What this task involves: Without the pictures, output the records below word for word.

Recorded information:

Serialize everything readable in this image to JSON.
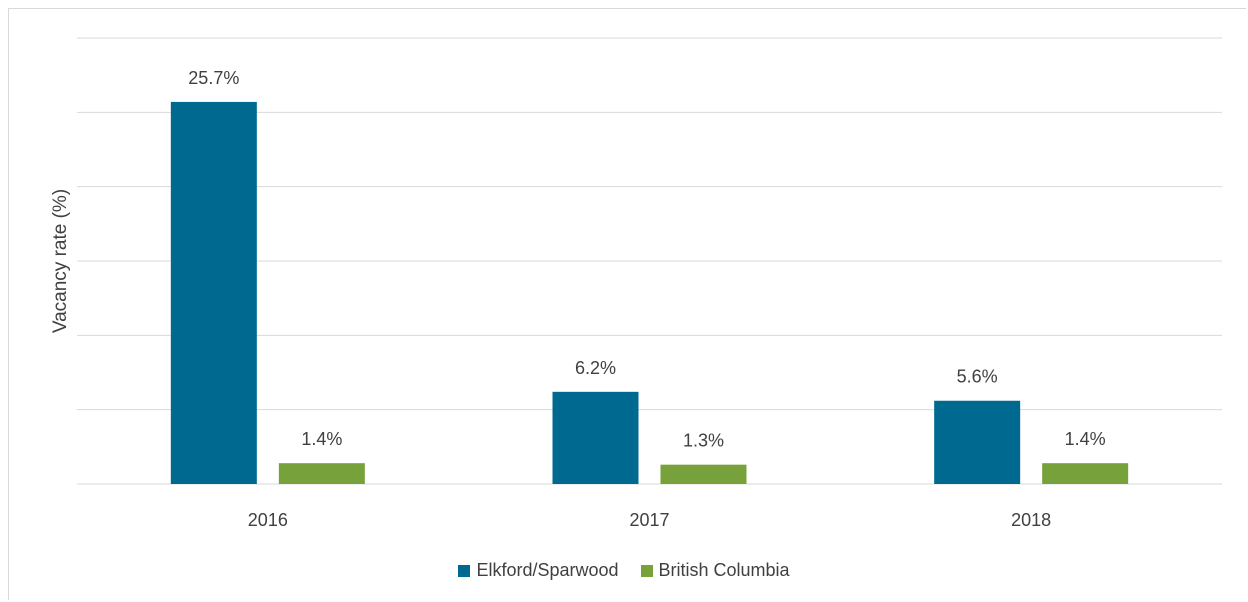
{
  "chart_data": {
    "type": "bar",
    "title": "",
    "xlabel": "",
    "ylabel": "Vacancy rate (%)",
    "categories": [
      "2016",
      "2017",
      "2018"
    ],
    "series": [
      {
        "name": "Elkford/Sparwood",
        "color": "#006990",
        "values": [
          25.7,
          6.2,
          5.6
        ],
        "labels": [
          "25.7%",
          "6.2%",
          "5.6%"
        ]
      },
      {
        "name": "British Columbia",
        "color": "#77a13a",
        "values": [
          1.4,
          1.3,
          1.4
        ],
        "labels": [
          "1.4%",
          "1.3%",
          "1.4%"
        ]
      }
    ],
    "ylim": [
      0,
      30
    ],
    "grid": true,
    "y_tick_labels_shown": false,
    "legend_position": "bottom"
  }
}
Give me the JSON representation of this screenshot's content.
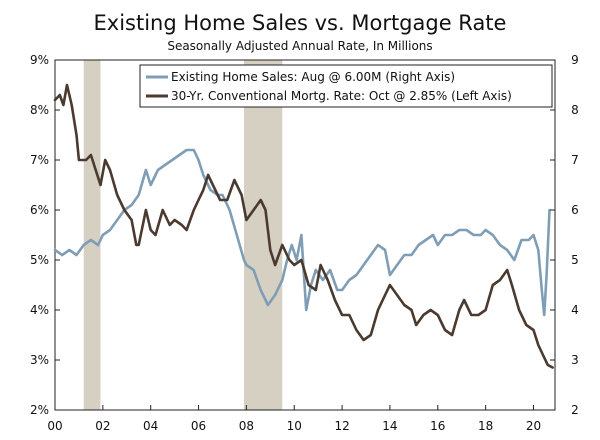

Exercise result:
Serialize everything readable in this image to JSON.
{
  "chart_data": {
    "type": "bar",
    "title": "",
    "xlabel": "",
    "ylabel": "Vacancy rate (%)",
    "categories": [
      "2016",
      "2017",
      "2018"
    ],
    "series": [
      {
        "name": "Elkford/Sparwood",
        "color": "#006990",
        "values": [
          25.7,
          6.2,
          5.6
        ],
        "labels": [
          "25.7%",
          "6.2%",
          "5.6%"
        ]
      },
      {
        "name": "British Columbia",
        "color": "#77a13a",
        "values": [
          1.4,
          1.3,
          1.4
        ],
        "labels": [
          "1.4%",
          "1.3%",
          "1.4%"
        ]
      }
    ],
    "ylim": [
      0,
      30
    ],
    "grid": true,
    "y_tick_labels_shown": false,
    "legend_position": "bottom"
  }
}
Give me the JSON representation of this screenshot's content.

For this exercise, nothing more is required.